Go through the material and pull out every line with the string "Presidente" in it.

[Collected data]
_____

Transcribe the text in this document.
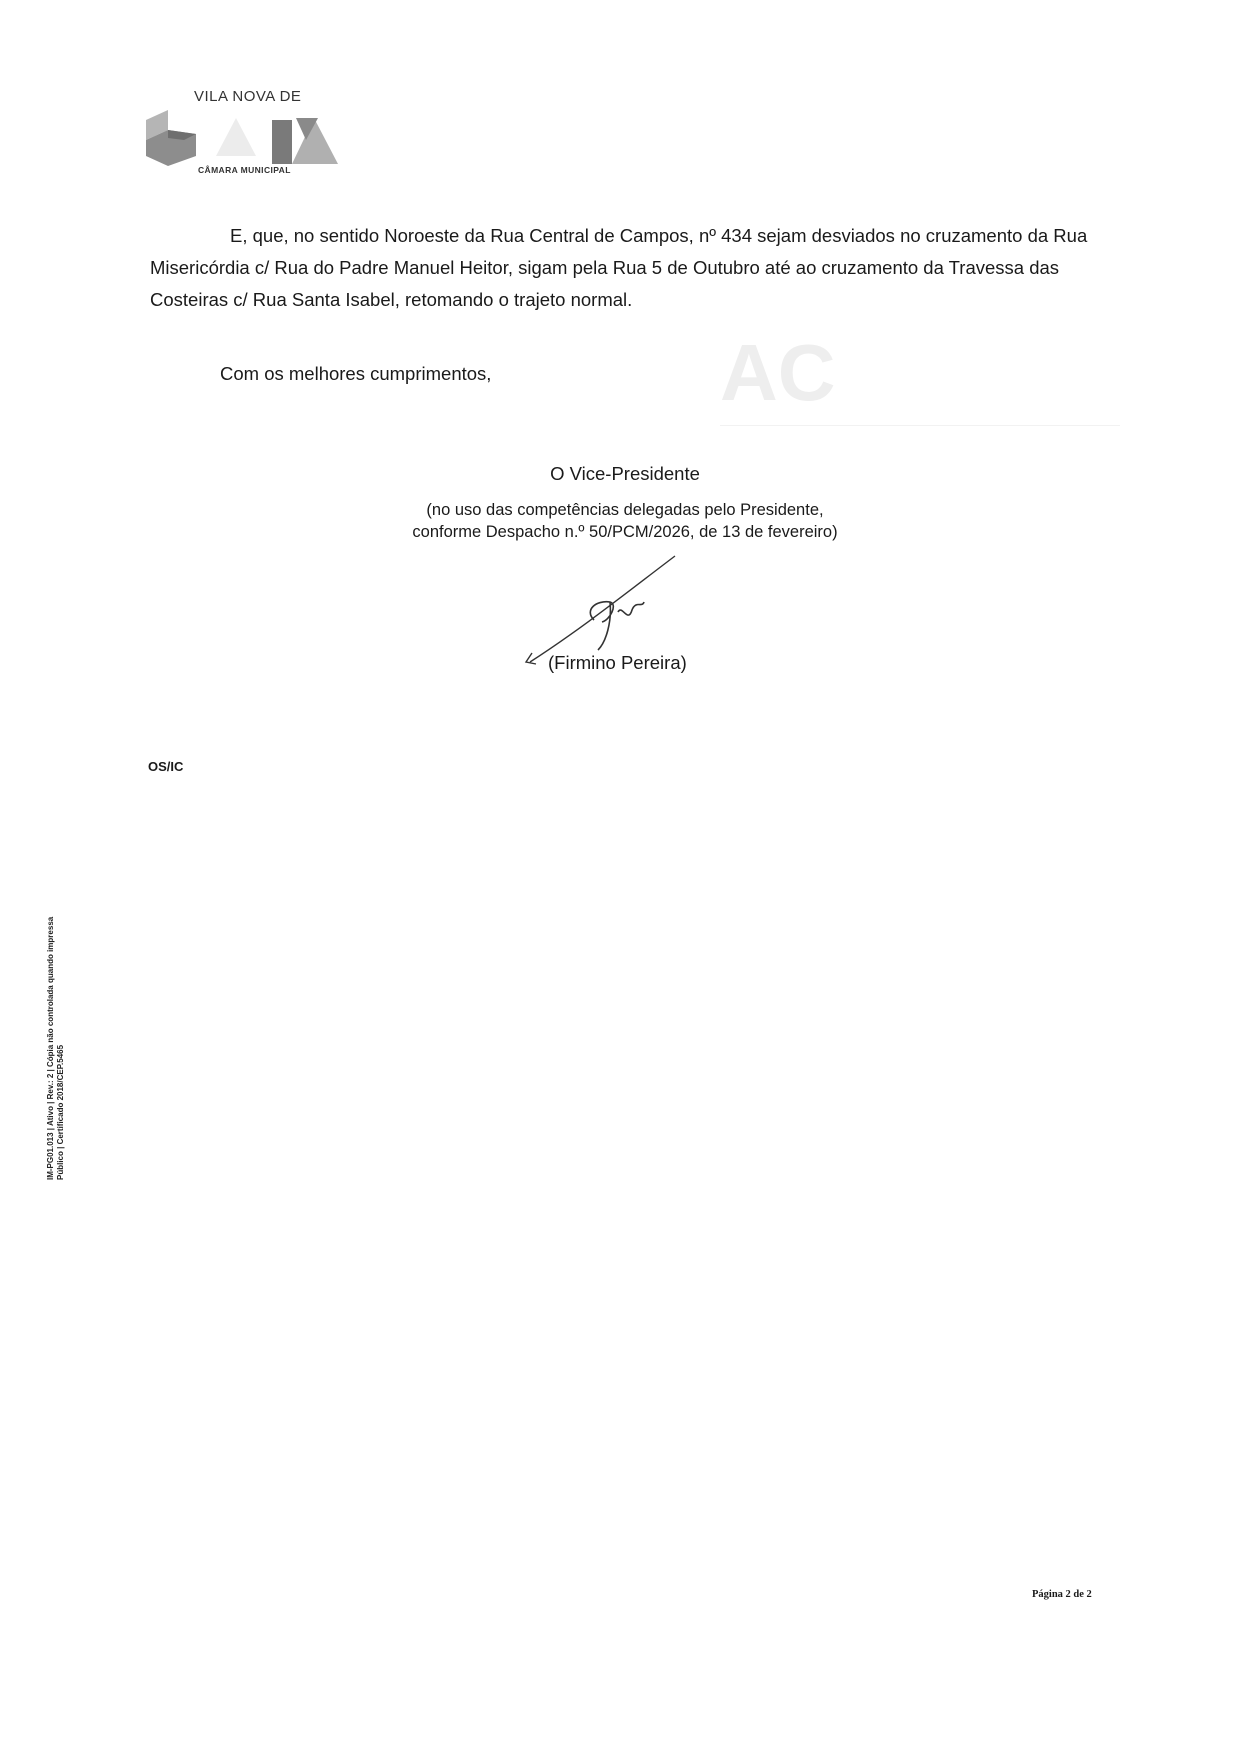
AC
VILA NOVA DE
CÂMARA MUNICIPAL

E, que, no sentido Noroeste da Rua Central de Campos, nº 434 sejam desviados no cruzamento da Rua Misericórdia c/ Rua do Padre Manuel Heitor, sigam pela Rua 5 de Outubro até ao cruzamento da Travessa das Costeiras c/ Rua Santa Isabel, retomando o trajeto normal.

Com os melhores cumprimentos,

O Vice-Presidente

(no uso das competências delegadas pelo Presidente,

conforme Despacho n.º 50/PCM/2026, de 13 de fevereiro)

(Firmino Pereira)
OS/IC
IM-PG01.013 | Ativo | Rev.: 2 | Cópia não controlada quando impressa Público | Certificado 2018/CEP.5465
Página 2 de 2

_____

Response for this exercise ->
O Vice-Presidente
(no uso das competências delegadas pelo Presidente,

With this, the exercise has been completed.